- [Exercise brief]
Each line below is to be written out in full, exactly as shown.

***** Material to process *****

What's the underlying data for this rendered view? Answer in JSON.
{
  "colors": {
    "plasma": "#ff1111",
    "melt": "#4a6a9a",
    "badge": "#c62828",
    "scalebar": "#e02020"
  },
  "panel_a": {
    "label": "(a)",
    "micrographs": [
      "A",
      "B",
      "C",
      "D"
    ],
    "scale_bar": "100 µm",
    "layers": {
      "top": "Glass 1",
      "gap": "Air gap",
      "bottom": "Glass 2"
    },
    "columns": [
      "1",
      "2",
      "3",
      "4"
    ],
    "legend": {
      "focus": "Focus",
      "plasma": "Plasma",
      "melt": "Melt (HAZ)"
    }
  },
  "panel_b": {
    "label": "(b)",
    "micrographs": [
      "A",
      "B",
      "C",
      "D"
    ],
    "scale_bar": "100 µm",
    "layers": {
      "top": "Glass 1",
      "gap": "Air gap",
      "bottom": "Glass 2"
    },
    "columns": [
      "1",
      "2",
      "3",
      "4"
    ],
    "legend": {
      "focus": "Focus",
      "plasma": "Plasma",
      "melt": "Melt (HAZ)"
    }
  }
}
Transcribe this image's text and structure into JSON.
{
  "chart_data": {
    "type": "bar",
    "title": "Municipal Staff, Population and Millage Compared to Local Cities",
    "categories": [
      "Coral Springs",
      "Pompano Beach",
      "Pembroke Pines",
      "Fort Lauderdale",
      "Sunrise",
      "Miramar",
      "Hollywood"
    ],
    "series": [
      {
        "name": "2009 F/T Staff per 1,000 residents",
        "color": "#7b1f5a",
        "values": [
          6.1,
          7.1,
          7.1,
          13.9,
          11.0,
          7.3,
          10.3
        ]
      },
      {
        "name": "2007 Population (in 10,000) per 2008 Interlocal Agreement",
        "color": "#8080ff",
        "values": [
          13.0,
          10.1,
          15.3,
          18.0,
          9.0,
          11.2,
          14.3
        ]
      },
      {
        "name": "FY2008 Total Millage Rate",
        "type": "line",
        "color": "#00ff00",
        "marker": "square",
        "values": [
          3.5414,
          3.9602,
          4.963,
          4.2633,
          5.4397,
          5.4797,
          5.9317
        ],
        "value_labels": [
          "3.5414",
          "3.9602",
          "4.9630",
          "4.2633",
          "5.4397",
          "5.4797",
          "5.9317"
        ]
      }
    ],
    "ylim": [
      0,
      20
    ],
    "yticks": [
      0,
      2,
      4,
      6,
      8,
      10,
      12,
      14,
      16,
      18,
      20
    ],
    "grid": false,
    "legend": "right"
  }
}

*****

- [Output of the exercise]
What's the underlying data for this rendered view? Answer in JSON.
{
  "colors": {
    "plasma": "#ff1111",
    "melt": "#4a6a9a",
    "badge": "#c62828",
    "scalebar": "#e02020"
  },
  "panel_a": {
    "label": "(a)",
    "micrographs": [
      "A",
      "B",
      "C",
      "D"
    ],
    "scale_bar": "100 µm",
    "layers": {
      "top": "Glass 1",
      "gap": "Air gap",
      "bottom": "Glass 2"
    },
    "columns": [
      "1",
      "2",
      "3",
      "4"
    ],
    "legend": {
      "focus": "Focus",
      "plasma": "Plasma",
      "melt": "Melt (HAZ)"
    }
  },
  "panel_b": {
    "label": "(b)",
    "micrographs": [
      "A",
      "B",
      "C",
      "D"
    ],
    "scale_bar": "100 µm",
    "layers": {
      "top": "Glass 1",
      "gap": "Air gap",
      "bottom": "Glass 2"
    },
    "columns": [
      "1",
      "2",
      "3",
      "4"
    ],
    "legend": {
      "focus": "Focus",
      "plasma": "Plasma",
      "melt": "Melt (HAZ)"
    }
  }
}
Transcribe this image's text and structure into JSON.
{
  "chart_data": {
    "type": "bar",
    "title": "Municipal Staff, Population and Millage Compared to Local Cities",
    "categories": [
      "Coral Springs",
      "Pompano Beach",
      "Pembroke Pines",
      "Fort Lauderdale",
      "Sunrise",
      "Miramar",
      "Hollywood"
    ],
    "series": [
      {
        "name": "2009 F/T Staff per 1,000 residents",
        "color": "#7b1f5a",
        "values": [
          6.1,
          7.1,
          7.1,
          13.9,
          11.0,
          7.3,
          10.3
        ]
      },
      {
        "name": "2007 Population (in 10,000) per 2008 Interlocal Agreement",
        "color": "#8080ff",
        "values": [
          13.0,
          10.1,
          15.3,
          18.0,
          9.0,
          11.2,
          14.3
        ]
      },
      {
        "name": "FY2008 Total Millage Rate",
        "type": "line",
        "color": "#00ff00",
        "marker": "square",
        "values": [
          3.5414,
          3.9602,
          4.963,
          4.2633,
          5.4397,
          5.4797,
          5.9317
        ],
        "value_labels": [
          "3.5414",
          "3.9602",
          "4.9630",
          "4.2633",
          "5.4397",
          "5.4797",
          "5.9317"
        ]
      }
    ],
    "ylim": [
      0,
      20
    ],
    "yticks": [
      0,
      2,
      4,
      6,
      8,
      10,
      12,
      14,
      16,
      18,
      20
    ],
    "grid": false,
    "legend": "right"
  }
}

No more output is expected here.